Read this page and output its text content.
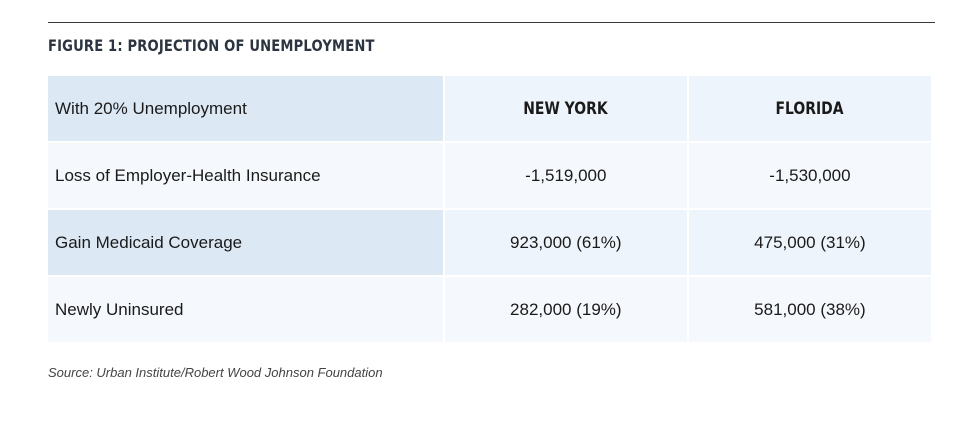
FIGURE 1: PROJECTION OF UNEMPLOYMENT
With 20% Unemployment	NEW YORK	FLORIDA
Loss of Employer-Health Insurance	-1,519,000	-1,530,000
Gain Medicaid Coverage	923,000 (61%)	475,000 (31%)
Newly Uninsured	282,000 (19%)	581,000 (38%)
Source: Urban Institute/Robert Wood Johnson Foundation
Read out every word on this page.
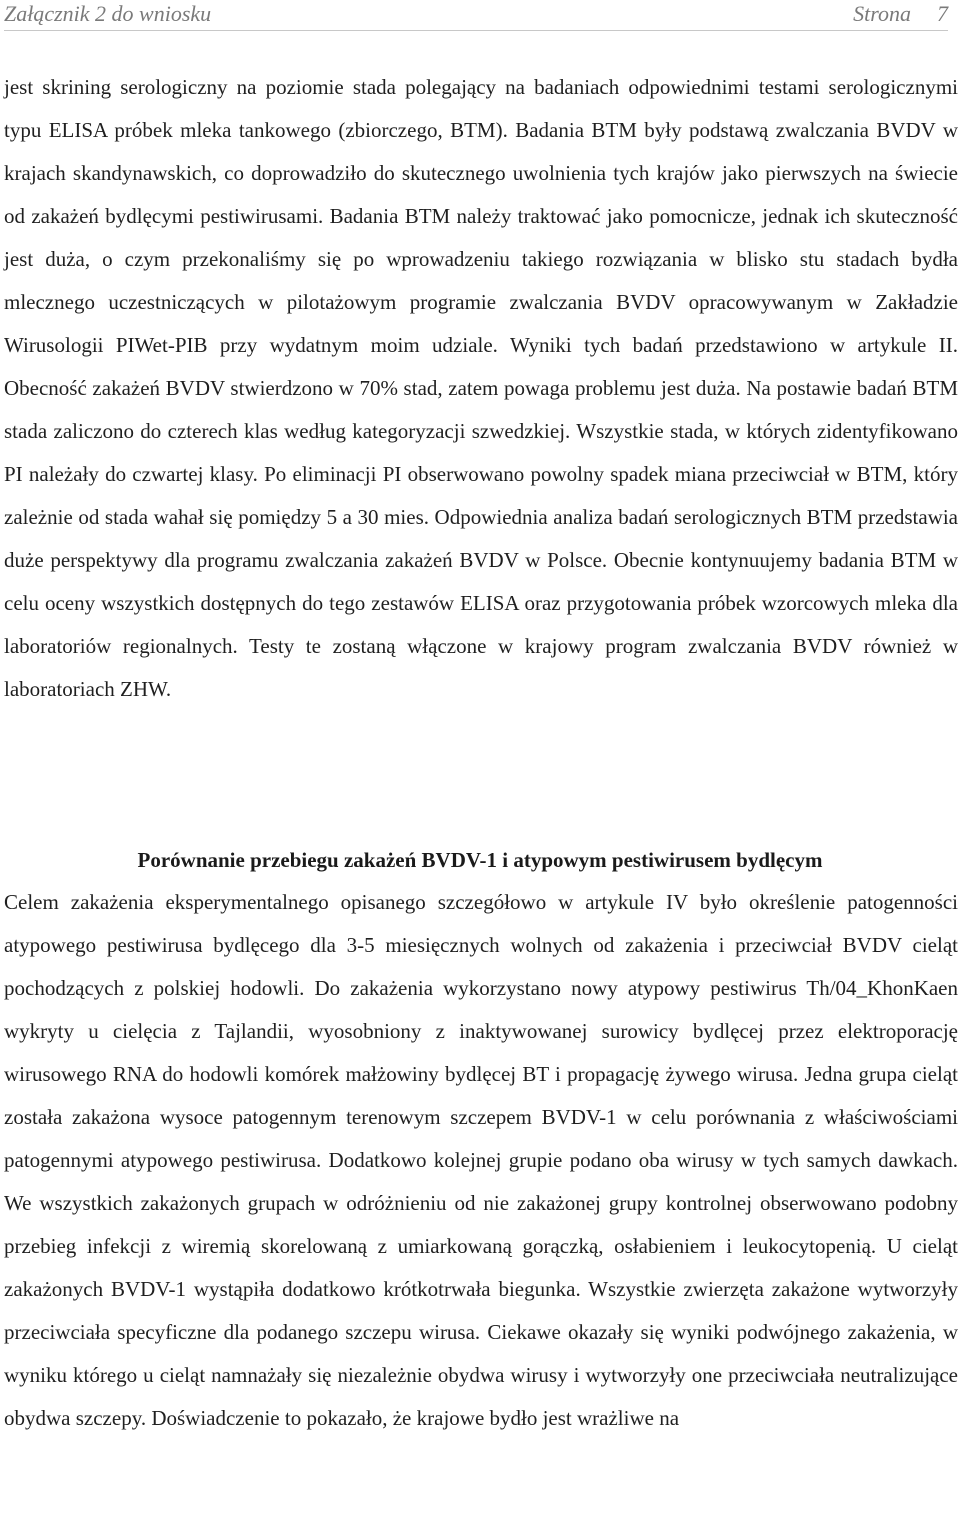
Załącznik 2 do wniosku	Strona 7

jest skrining serologiczny na poziomie stada polegający na badaniach odpowiednimi testami serologicznymi typu ELISA próbek mleka tankowego (zbiorczego, BTM). Badania BTM były podstawą zwalczania BVDV w krajach skandynawskich, co doprowadziło do skutecznego uwolnienia tych krajów jako pierwszych na świecie od zakażeń bydlęcymi pestiwirusami. Badania BTM należy traktować jako pomocnicze, jednak ich skuteczność jest duża, o czym przekonaliśmy się po wprowadzeniu takiego rozwiązania w blisko stu stadach bydła mlecznego uczestniczących w pilotażowym programie zwalczania BVDV opracowywanym w Zakładzie Wirusologii PIWet-PIB przy wydatnym moim udziale. Wyniki tych badań przedstawiono w artykule II. Obecność zakażeń BVDV stwierdzono w 70% stad, zatem powaga problemu jest duża. Na postawie badań BTM stada zaliczono do czterech klas według kategoryzacji szwedzkiej. Wszystkie stada, w których zidentyfikowano PI należały do czwartej klasy. Po eliminacji PI obserwowano powolny spadek miana przeciwciał w BTM, który zależnie od stada wahał się pomiędzy 5 a 30 mies. Odpowiednia analiza badań serologicznych BTM przedstawia duże perspektywy dla programu zwalczania zakażeń BVDV w Polsce. Obecnie kontynuujemy badania BTM w celu oceny wszystkich dostępnych do tego zestawów ELISA oraz przygotowania próbek wzorcowych mleka dla laboratoriów regionalnych. Testy te zostaną włączone w krajowy program zwalczania BVDV również w laboratoriach ZHW.

Porównanie przebiegu zakażeń BVDV-1 i atypowym pestiwirusem bydlęcym

Celem zakażenia eksperymentalnego opisanego szczegółowo w artykule IV było określenie patogenności atypowego pestiwirusa bydlęcego dla 3-5 miesięcznych wolnych od zakażenia i przeciwciał BVDV cieląt pochodzących z polskiej hodowli. Do zakażenia wykorzystano nowy atypowy pestiwirus Th/04_KhonKaen wykryty u cielęcia z Tajlandii, wyosobniony z inaktywowanej surowicy bydlęcej przez elektroporację wirusowego RNA do hodowli komórek małżowiny bydlęcej BT i propagację żywego wirusa. Jedna grupa cieląt została zakażona wysoce patogennym terenowym szczepem BVDV-1 w celu porównania z właściwościami patogennymi atypowego pestiwirusa. Dodatkowo kolejnej grupie podano oba wirusy w tych samych dawkach. We wszystkich zakażonych grupach w odróżnieniu od nie zakażonej grupy kontrolnej obserwowano podobny przebieg infekcji z wiremią skorelowaną z umiarkowaną gorączką, osłabieniem i leukocytopenią. U cieląt zakażonych BVDV-1 wystąpiła dodatkowo krótkotrwała biegunka. Wszystkie zwierzęta zakażone wytworzyły przeciwciała specyficzne dla podanego szczepu wirusa. Ciekawe okazały się wyniki podwójnego zakażenia, w wyniku którego u cieląt namnażały się niezależnie obydwa wirusy i wytworzyły one przeciwciała neutralizujące obydwa szczepy. Doświadczenie to pokazało, że krajowe bydło jest wrażliwe na
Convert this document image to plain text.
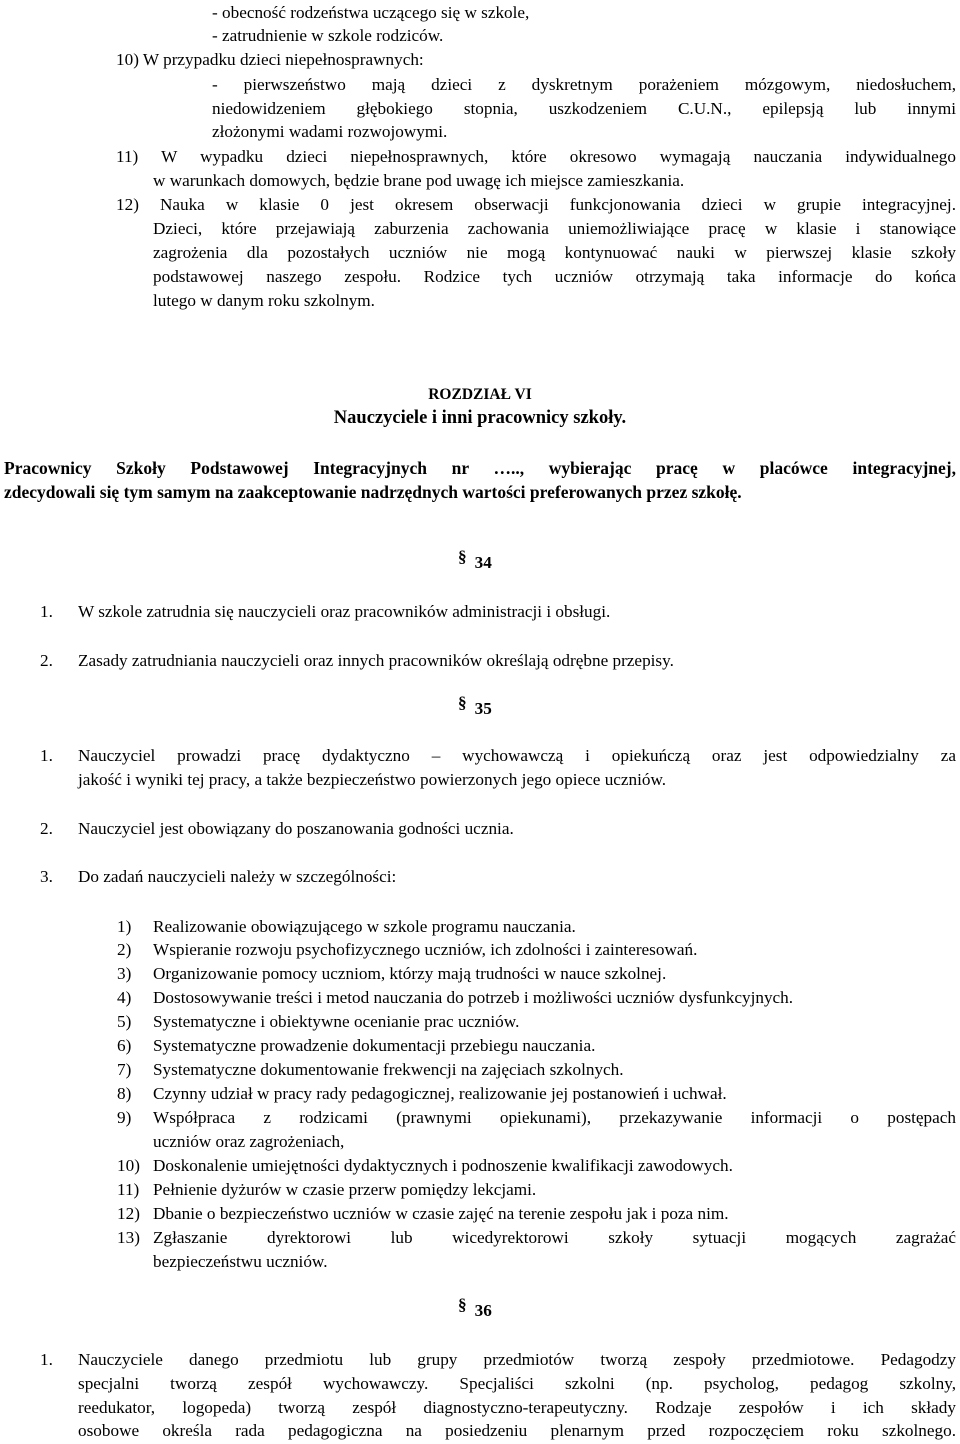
- obecność rodzeństwa uczącego się w szkole,
- zatrudnienie w szkole rodziców.
10) W przypadku dzieci niepełnosprawnych:
- pierwszeństwo mają dzieci z dyskretnym porażeniem mózgowym, niedosłuchem,
niedowidzeniem głębokiego stopnia, uszkodzeniem C.U.N., epilepsją lub innymi
złożonymi wadami rozwojowymi.
11) W wypadku dzieci niepełnosprawnych, które okresowo wymagają nauczania indywidualnego
w warunkach domowych, będzie brane pod uwagę ich miejsce zamieszkania.
12) Nauka w klasie 0 jest okresem obserwacji funkcjonowania dzieci w grupie integracyjnej.
Dzieci, które przejawiają zaburzenia zachowania uniemożliwiające pracę w klasie i stanowiące
zagrożenia dla pozostałych uczniów nie mogą kontynuować nauki w pierwszej klasie szkoły
podstawowej naszego zespołu. Rodzice tych uczniów otrzymają taka informacje do końca
lutego w danym roku szkolnym.
ROZDZIAŁ VI
Nauczyciele i inni pracownicy szkoły.
Pracownicy Szkoły Podstawowej Integracyjnych nr ….., wybierając pracę w placówce integracyjnej,
zdecydowali się tym samym na zaakceptowanie nadrzędnych wartości preferowanych przez szkołę.
§ 34
1. W szkole zatrudnia się nauczycieli oraz pracowników administracji i obsługi.
2. Zasady zatrudniania nauczycieli oraz innych pracowników określają odrębne przepisy.
§ 35
1. Nauczyciel prowadzi pracę dydaktyczno – wychowawczą i opiekuńczą oraz jest odpowiedzialny za
jakość i wyniki tej pracy, a także bezpieczeństwo powierzonych jego opiece uczniów.
2. Nauczyciel jest obowiązany do poszanowania godności ucznia.
3. Do zadań nauczycieli należy w szczególności:
1) Realizowanie obowiązującego w szkole programu nauczania.
2) Wspieranie rozwoju psychofizycznego uczniów, ich zdolności i zainteresowań.
3) Organizowanie pomocy uczniom, którzy mają trudności w nauce szkolnej.
4) Dostosowywanie treści i metod nauczania do potrzeb i możliwości uczniów dysfunkcyjnych.
5) Systematyczne i obiektywne ocenianie prac uczniów.
6) Systematyczne prowadzenie dokumentacji przebiegu nauczania.
7) Systematyczne dokumentowanie frekwencji na zajęciach szkolnych.
8) Czynny udział w pracy rady pedagogicznej, realizowanie jej postanowień i uchwał.
9) Współpraca z rodzicami (prawnymi opiekunami), przekazywanie informacji o postępach
uczniów oraz zagrożeniach,
10) Doskonalenie umiejętności dydaktycznych i podnoszenie kwalifikacji zawodowych.
11) Pełnienie dyżurów w czasie przerw pomiędzy lekcjami.
12) Dbanie o bezpieczeństwo uczniów w czasie zajęć na terenie zespołu jak i poza nim.
13) Zgłaszanie dyrektorowi lub wicedyrektorowi szkoły sytuacji mogących zagrażać
bezpieczeństwu uczniów.
§ 36
1. Nauczyciele danego przedmiotu lub grupy przedmiotów tworzą zespoły przedmiotowe. Pedagodzy
specjalni tworzą zespół wychowawczy. Specjaliści szkolni (np. psycholog, pedagog szkolny,
reedukator, logopeda) tworzą zespół diagnostyczno-terapeutyczny. Rodzaje zespołów i ich składy
osobowe określa rada pedagogiczna na posiedzeniu plenarnym przed rozpoczęciem roku szkolnego.
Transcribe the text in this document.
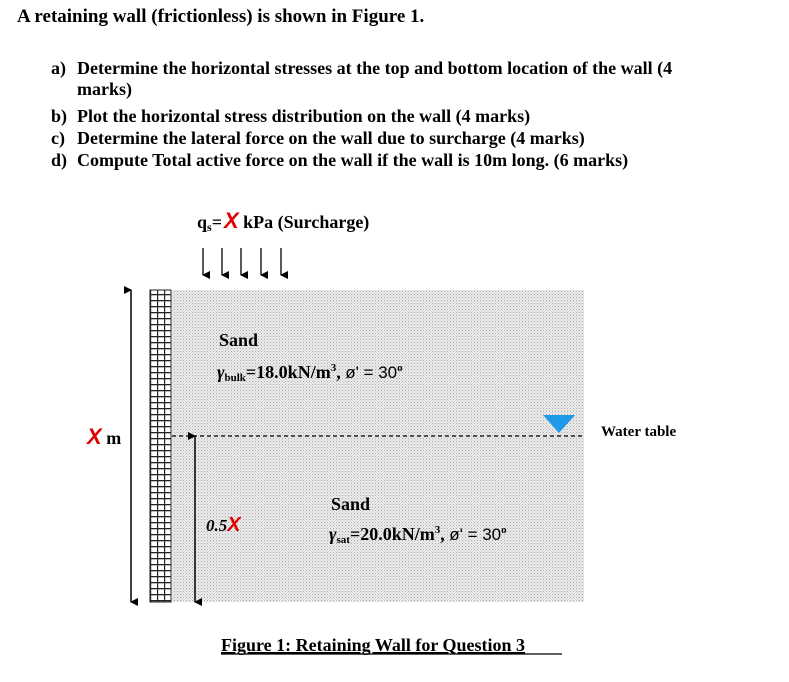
A retaining wall (frictionless) is shown in Figure 1.
a) Determine the horizontal stresses at the top and bottom location of the wall (4
marks)
b) Plot the horizontal stress distribution on the wall (4 marks)
c) Determine the lateral force on the wall due to surcharge (4 marks)
d) Compute Total active force on the wall if the wall is 10m long. (6 marks)
qs=X kPa (Surcharge)
X m
0.5X
Water table
Sand
$\gamma bulk=18.0kN/m^3$, ø' = $30^o$
Sand
$\gamma sat=20.0kN/m^3$, ø' = $30^o$
Figure 1: Retaining Wall for Question 3
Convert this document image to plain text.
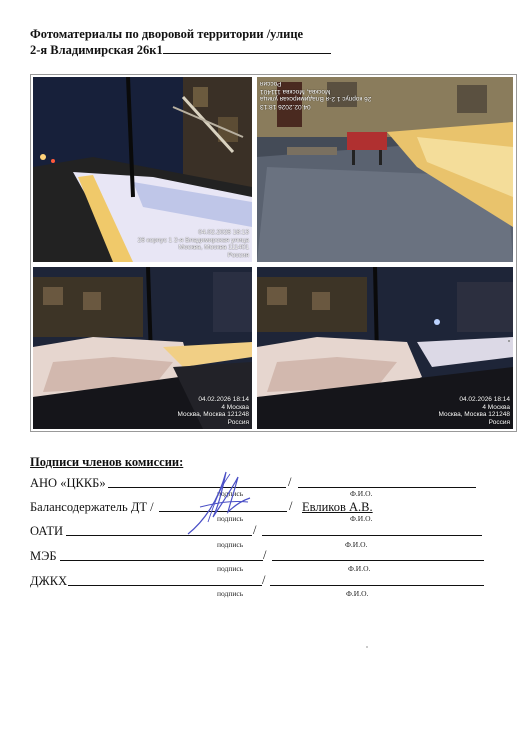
Фотоматериалы по дворовой территории /улице
2-я Владимирская 26к1
04.02.2026 18:13
26 корпус 1 2-я Владимирская улица
Москва, Москва 111401
Россия
04.02.2026 18:13
26 корпус 1 2-я Владимирская улица
Москва, Москва 111401
Россия
04.02.2026 18:14
4 Москва
Москва, Москва 121248
Россия
04.02.2026 18:14
4 Москва
Москва, Москва 121248
Россия
Подписи членов комиссии:
АНО «ЦККБ»	/
подпись	Ф.И.О.
Балансодержатель ДТ /	/ Евликов А.В.
подпись	Ф.И.О.
ОАТИ	/
подпись	Ф.И.О.
МЭБ	/
подпись	Ф.И.О.
ДЖКХ	/
подпись	Ф.И.О.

**GOAL OF THE EXERCISE**. Output only the lines from the line that contains "Transcribe the text in this document." through the end of the material, both ends included, and skip every picture.

**ANSWER TO THE TASK**.
Transcribe the text in this document.
A retaining wall (frictionless) is shown in Figure 1.
a) Determine the horizontal stresses at the top and bottom location of the wall (4
marks)
b) Plot the horizontal stress distribution on the wall (4 marks)
c) Determine the lateral force on the wall due to surcharge (4 marks)
d) Compute Total active force on the wall if the wall is 10m long. (6 marks)
qs=X kPa (Surcharge)
X m
0.5X
Water table
Sand
$\gamma bulk=18.0kN/m^3$, ø' = $30^o$
Sand
$\gamma sat=20.0kN/m^3$, ø' = $30^o$
Figure 1: Retaining Wall for Question 3
Convert this document image to plain text.
Фотоматериалы по дворовой территории /улице
2-я Владимирская 26к1
04.02.2026 18:13
26 корпус 1 2-я Владимирская улица
Москва, Москва 111401
Россия
04.02.2026 18:13
26 корпус 1 2-я Владимирская улица
Москва, Москва 111401
Россия
04.02.2026 18:14
4 Москва
Москва, Москва 121248
Россия
04.02.2026 18:14
4 Москва
Москва, Москва 121248
Россия
Подписи членов комиссии:
АНО «ЦККБ»	/
подпись	Ф.И.О.
Балансодержатель ДТ /	/ Евликов А.В.
подпись	Ф.И.О.
ОАТИ	/
подпись	Ф.И.О.
МЭБ	/
подпись	Ф.И.О.
ДЖКХ	/
подпись	Ф.И.О.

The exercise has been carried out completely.